■ Task instructions:
Your task is to repeat the entries exactly. Leave the pictures out.

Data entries
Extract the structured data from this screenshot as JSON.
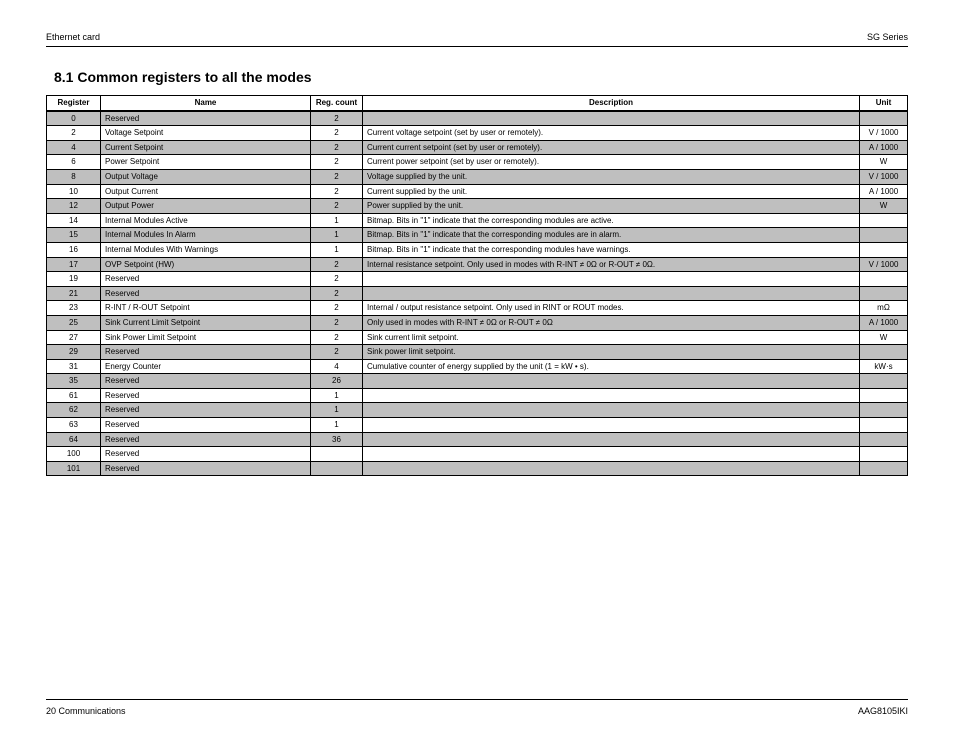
{
  "runhead": {
    "left": "Ethernet card",
    "right": "SG Series"
  },
  "title": "8.1  Common registers to all the modes",
  "columns": {
    "reg": "Register",
    "name": "Name",
    "count": "Reg. count",
    "desc": "Description",
    "unit": "Unit"
  },
  "rows": [
    {
      "shade": true,
      "reg": "0",
      "name": "Reserved",
      "count": "2",
      "desc": "",
      "unit": ""
    },
    {
      "shade": false,
      "reg": "2",
      "name": "Voltage Setpoint",
      "count": "2",
      "desc": "Current voltage setpoint (set by user or remotely).",
      "unit": "V / 1000"
    },
    {
      "shade": true,
      "reg": "4",
      "name": "Current Setpoint",
      "count": "2",
      "desc": "Current current setpoint (set by user or remotely).",
      "unit": "A / 1000"
    },
    {
      "shade": false,
      "reg": "6",
      "name": "Power Setpoint",
      "count": "2",
      "desc": "Current power setpoint (set by user or remotely).",
      "unit": "W"
    },
    {
      "shade": true,
      "reg": "8",
      "name": "Output Voltage",
      "count": "2",
      "desc": "Voltage supplied by the unit.",
      "unit": "V / 1000"
    },
    {
      "shade": false,
      "reg": "10",
      "name": "Output Current",
      "count": "2",
      "desc": "Current supplied by the unit.",
      "unit": "A / 1000"
    },
    {
      "shade": true,
      "reg": "12",
      "name": "Output Power",
      "count": "2",
      "desc": "Power supplied by the unit.",
      "unit": "W"
    },
    {
      "shade": false,
      "reg": "14",
      "name": "Internal Modules Active",
      "count": "1",
      "desc": "Bitmap. Bits in \"1\" indicate that the corresponding modules are active.",
      "unit": ""
    },
    {
      "shade": true,
      "reg": "15",
      "name": "Internal Modules In Alarm",
      "count": "1",
      "desc": "Bitmap. Bits in \"1\" indicate that the corresponding modules are in alarm.",
      "unit": ""
    },
    {
      "shade": false,
      "reg": "16",
      "name": "Internal Modules With Warnings",
      "count": "1",
      "desc": "Bitmap. Bits in \"1\" indicate that the corresponding modules have warnings.",
      "unit": ""
    },
    {
      "shade": true,
      "reg": "17",
      "name": "OVP Setpoint (HW)",
      "count": "2",
      "desc": "Internal resistance setpoint. Only used in modes with R-INT ≠ 0Ω or R-OUT ≠ 0Ω.",
      "unit": "V / 1000"
    },
    {
      "shade": false,
      "reg": "19",
      "name": "Reserved",
      "count": "2",
      "desc": "",
      "unit": ""
    },
    {
      "shade": true,
      "reg": "21",
      "name": "Reserved",
      "count": "2",
      "desc": "",
      "unit": ""
    },
    {
      "shade": false,
      "reg": "23",
      "name": "R-INT / R-OUT Setpoint",
      "count": "2",
      "desc": "Internal / output resistance setpoint. Only used in RINT or ROUT modes.",
      "unit": "mΩ"
    },
    {
      "shade": true,
      "reg": "25",
      "name": "Sink Current Limit Setpoint",
      "count": "2",
      "desc": "Only used in modes with R-INT ≠ 0Ω or R-OUT ≠ 0Ω",
      "unit": "A / 1000"
    },
    {
      "shade": false,
      "reg": "27",
      "name": "Sink Power Limit Setpoint",
      "count": "2",
      "desc": "Sink current limit setpoint.",
      "unit": "W"
    },
    {
      "shade": true,
      "reg": "29",
      "name": "Reserved",
      "count": "2",
      "desc": "Sink power limit setpoint.",
      "unit": ""
    },
    {
      "shade": false,
      "reg": "31",
      "name": "Energy Counter",
      "count": "4",
      "desc": "Cumulative counter of energy supplied by the unit (1 = kW • s).",
      "unit": "kW·s"
    },
    {
      "shade": true,
      "reg": "35",
      "name": "Reserved",
      "count": "26",
      "desc": "",
      "unit": ""
    },
    {
      "shade": false,
      "reg": "61",
      "name": "Reserved",
      "count": "1",
      "desc": "",
      "unit": ""
    },
    {
      "shade": true,
      "reg": "62",
      "name": "Reserved",
      "count": "1",
      "desc": "",
      "unit": ""
    },
    {
      "shade": false,
      "reg": "63",
      "name": "Reserved",
      "count": "1",
      "desc": "",
      "unit": ""
    },
    {
      "shade": true,
      "reg": "64",
      "name": "Reserved",
      "count": "36",
      "desc": "",
      "unit": ""
    },
    {
      "shade": false,
      "reg": "100",
      "name": "Reserved",
      "count": "",
      "desc": "",
      "unit": ""
    },
    {
      "shade": true,
      "reg": "101",
      "name": "Reserved",
      "count": "",
      "desc": "",
      "unit": ""
    }
  ],
  "footer": {
    "left": "20  Communications",
    "right": "AAG8105IKI"
  }
}
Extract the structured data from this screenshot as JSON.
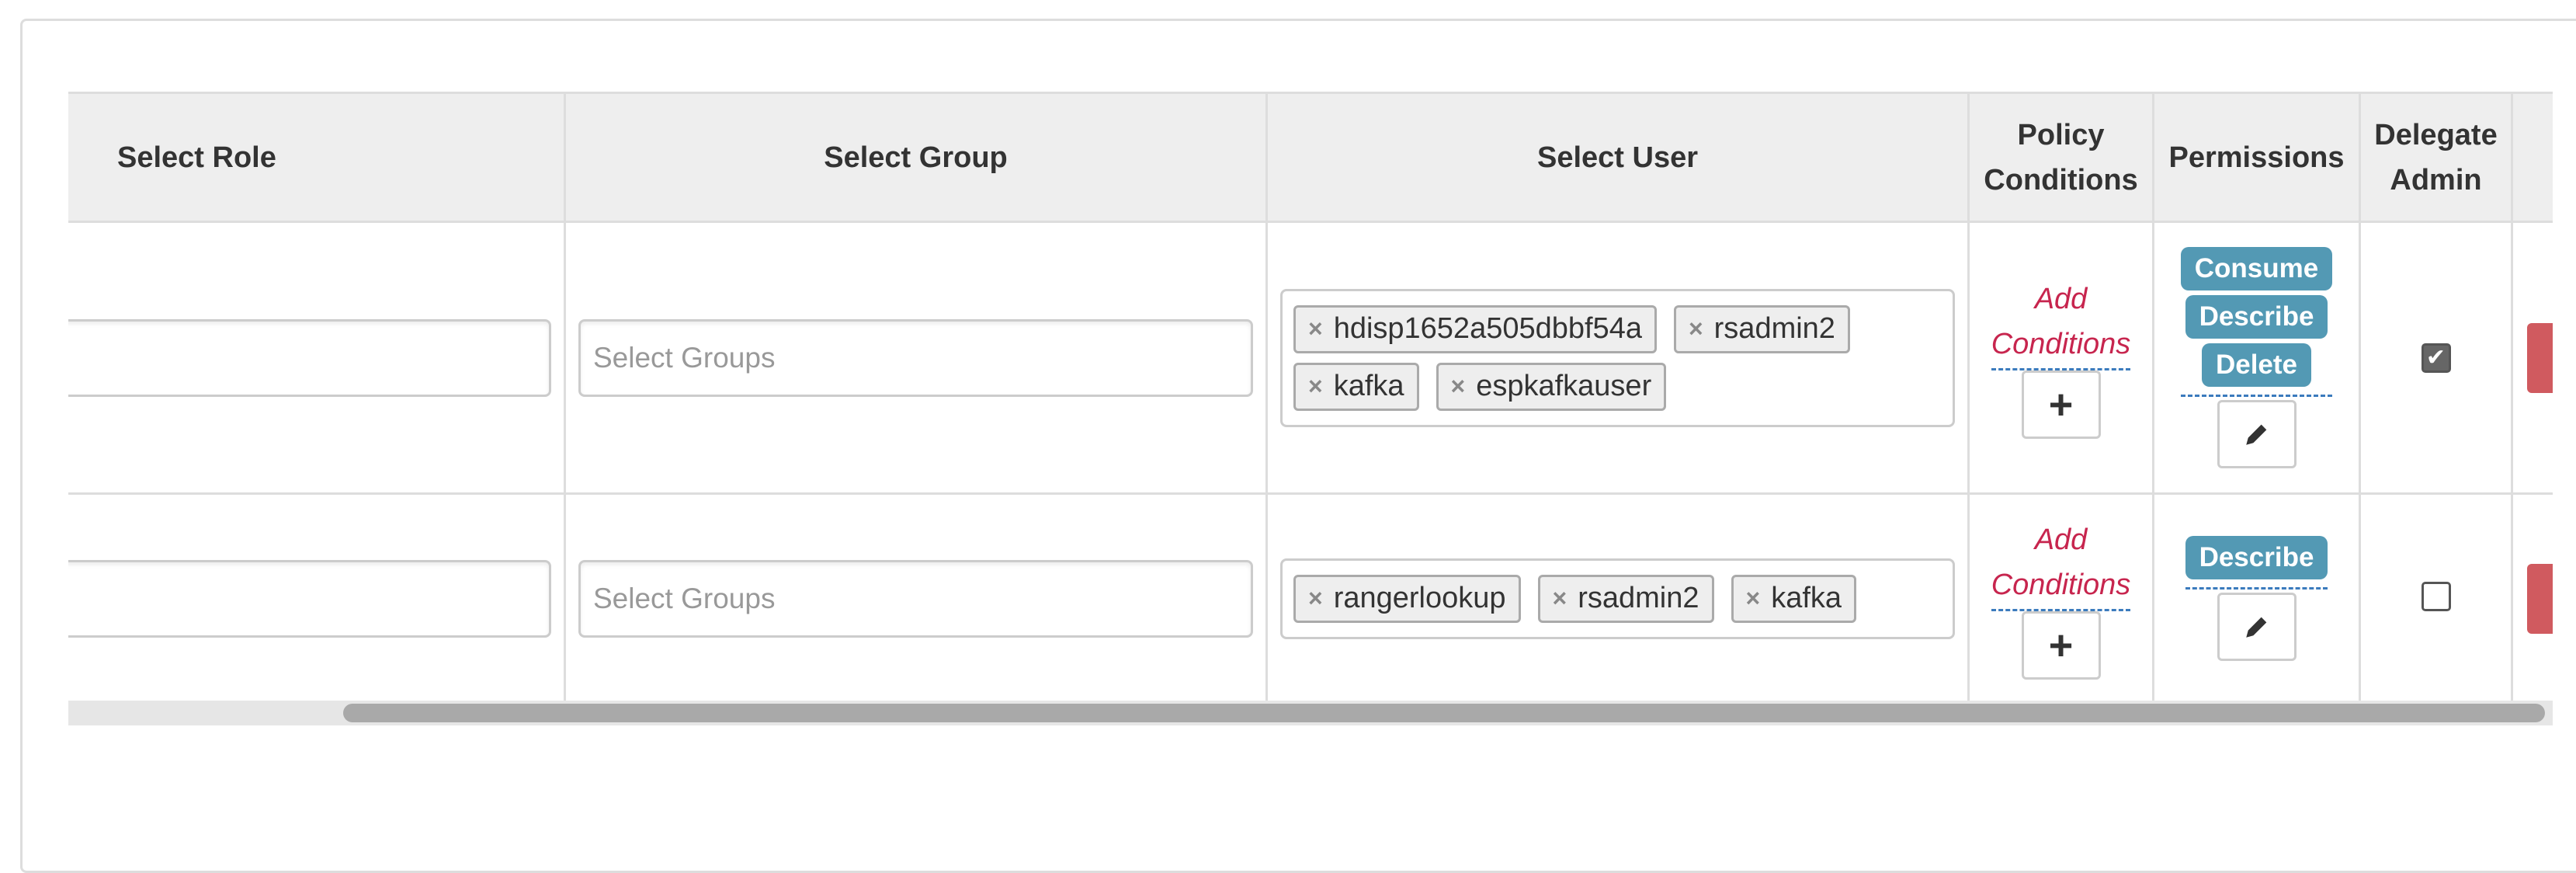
{
  "table": {
    "headers": {
      "role": "Select Role",
      "group": "Select Group",
      "user": "Select User",
      "conditions_line1": "Policy",
      "conditions_line2": "Conditions",
      "permissions": "Permissions",
      "delegate_line1": "Delegate",
      "delegate_line2": "Admin"
    },
    "rows": [
      {
        "group_placeholder": "Select Groups",
        "users": [
          "hdisp1652a505dbbf54a",
          "rsadmin2",
          "kafka",
          "espkafkauser"
        ],
        "conditions_line1": "Add",
        "conditions_line2": "Conditions",
        "permissions": [
          "Consume",
          "Describe",
          "Delete"
        ],
        "delegate_admin": true
      },
      {
        "group_placeholder": "Select Groups",
        "users": [
          "rangerlookup",
          "rsadmin2",
          "kafka"
        ],
        "conditions_line1": "Add",
        "conditions_line2": "Conditions",
        "permissions": [
          "Describe"
        ],
        "delegate_admin": false
      }
    ]
  },
  "icons": {
    "tag_remove": "×",
    "add": "+",
    "edit": "pencil-icon",
    "delete": "✖",
    "check": "✔"
  },
  "colors": {
    "permission_badge": "#5399b4",
    "delete_button": "#d05a5f",
    "add_conditions_link": "#c7254e"
  }
}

■ Solved problem:
Extract the structured data from this screenshot as JSON.
{
  "runhead": {
    "left": "Ethernet card",
    "right": "SG Series"
  },
  "title": "8.1  Common registers to all the modes",
  "columns": {
    "reg": "Register",
    "name": "Name",
    "count": "Reg. count",
    "desc": "Description",
    "unit": "Unit"
  },
  "rows": [
    {
      "shade": true,
      "reg": "0",
      "name": "Reserved",
      "count": "2",
      "desc": "",
      "unit": ""
    },
    {
      "shade": false,
      "reg": "2",
      "name": "Voltage Setpoint",
      "count": "2",
      "desc": "Current voltage setpoint (set by user or remotely).",
      "unit": "V / 1000"
    },
    {
      "shade": true,
      "reg": "4",
      "name": "Current Setpoint",
      "count": "2",
      "desc": "Current current setpoint (set by user or remotely).",
      "unit": "A / 1000"
    },
    {
      "shade": false,
      "reg": "6",
      "name": "Power Setpoint",
      "count": "2",
      "desc": "Current power setpoint (set by user or remotely).",
      "unit": "W"
    },
    {
      "shade": true,
      "reg": "8",
      "name": "Output Voltage",
      "count": "2",
      "desc": "Voltage supplied by the unit.",
      "unit": "V / 1000"
    },
    {
      "shade": false,
      "reg": "10",
      "name": "Output Current",
      "count": "2",
      "desc": "Current supplied by the unit.",
      "unit": "A / 1000"
    },
    {
      "shade": true,
      "reg": "12",
      "name": "Output Power",
      "count": "2",
      "desc": "Power supplied by the unit.",
      "unit": "W"
    },
    {
      "shade": false,
      "reg": "14",
      "name": "Internal Modules Active",
      "count": "1",
      "desc": "Bitmap. Bits in \"1\" indicate that the corresponding modules are active.",
      "unit": ""
    },
    {
      "shade": true,
      "reg": "15",
      "name": "Internal Modules In Alarm",
      "count": "1",
      "desc": "Bitmap. Bits in \"1\" indicate that the corresponding modules are in alarm.",
      "unit": ""
    },
    {
      "shade": false,
      "reg": "16",
      "name": "Internal Modules With Warnings",
      "count": "1",
      "desc": "Bitmap. Bits in \"1\" indicate that the corresponding modules have warnings.",
      "unit": ""
    },
    {
      "shade": true,
      "reg": "17",
      "name": "OVP Setpoint (HW)",
      "count": "2",
      "desc": "Internal resistance setpoint. Only used in modes with R-INT ≠ 0Ω or R-OUT ≠ 0Ω.",
      "unit": "V / 1000"
    },
    {
      "shade": false,
      "reg": "19",
      "name": "Reserved",
      "count": "2",
      "desc": "",
      "unit": ""
    },
    {
      "shade": true,
      "reg": "21",
      "name": "Reserved",
      "count": "2",
      "desc": "",
      "unit": ""
    },
    {
      "shade": false,
      "reg": "23",
      "name": "R-INT / R-OUT Setpoint",
      "count": "2",
      "desc": "Internal / output resistance setpoint. Only used in RINT or ROUT modes.",
      "unit": "mΩ"
    },
    {
      "shade": true,
      "reg": "25",
      "name": "Sink Current Limit Setpoint",
      "count": "2",
      "desc": "Only used in modes with R-INT ≠ 0Ω or R-OUT ≠ 0Ω",
      "unit": "A / 1000"
    },
    {
      "shade": false,
      "reg": "27",
      "name": "Sink Power Limit Setpoint",
      "count": "2",
      "desc": "Sink current limit setpoint.",
      "unit": "W"
    },
    {
      "shade": true,
      "reg": "29",
      "name": "Reserved",
      "count": "2",
      "desc": "Sink power limit setpoint.",
      "unit": ""
    },
    {
      "shade": false,
      "reg": "31",
      "name": "Energy Counter",
      "count": "4",
      "desc": "Cumulative counter of energy supplied by the unit (1 = kW • s).",
      "unit": "kW·s"
    },
    {
      "shade": true,
      "reg": "35",
      "name": "Reserved",
      "count": "26",
      "desc": "",
      "unit": ""
    },
    {
      "shade": false,
      "reg": "61",
      "name": "Reserved",
      "count": "1",
      "desc": "",
      "unit": ""
    },
    {
      "shade": true,
      "reg": "62",
      "name": "Reserved",
      "count": "1",
      "desc": "",
      "unit": ""
    },
    {
      "shade": false,
      "reg": "63",
      "name": "Reserved",
      "count": "1",
      "desc": "",
      "unit": ""
    },
    {
      "shade": true,
      "reg": "64",
      "name": "Reserved",
      "count": "36",
      "desc": "",
      "unit": ""
    },
    {
      "shade": false,
      "reg": "100",
      "name": "Reserved",
      "count": "",
      "desc": "",
      "unit": ""
    },
    {
      "shade": true,
      "reg": "101",
      "name": "Reserved",
      "count": "",
      "desc": "",
      "unit": ""
    }
  ],
  "footer": {
    "left": "20  Communications",
    "right": "AAG8105IKI"
  }
}
Extract the structured data from this screenshot as JSON.
{
  "table": {
    "headers": {
      "role": "Select Role",
      "group": "Select Group",
      "user": "Select User",
      "conditions_line1": "Policy",
      "conditions_line2": "Conditions",
      "permissions": "Permissions",
      "delegate_line1": "Delegate",
      "delegate_line2": "Admin"
    },
    "rows": [
      {
        "group_placeholder": "Select Groups",
        "users": [
          "hdisp1652a505dbbf54a",
          "rsadmin2",
          "kafka",
          "espkafkauser"
        ],
        "conditions_line1": "Add",
        "conditions_line2": "Conditions",
        "permissions": [
          "Consume",
          "Describe",
          "Delete"
        ],
        "delegate_admin": true
      },
      {
        "group_placeholder": "Select Groups",
        "users": [
          "rangerlookup",
          "rsadmin2",
          "kafka"
        ],
        "conditions_line1": "Add",
        "conditions_line2": "Conditions",
        "permissions": [
          "Describe"
        ],
        "delegate_admin": false
      }
    ]
  },
  "icons": {
    "tag_remove": "×",
    "add": "+",
    "edit": "pencil-icon",
    "delete": "✖",
    "check": "✔"
  },
  "colors": {
    "permission_badge": "#5399b4",
    "delete_button": "#d05a5f",
    "add_conditions_link": "#c7254e"
  }
}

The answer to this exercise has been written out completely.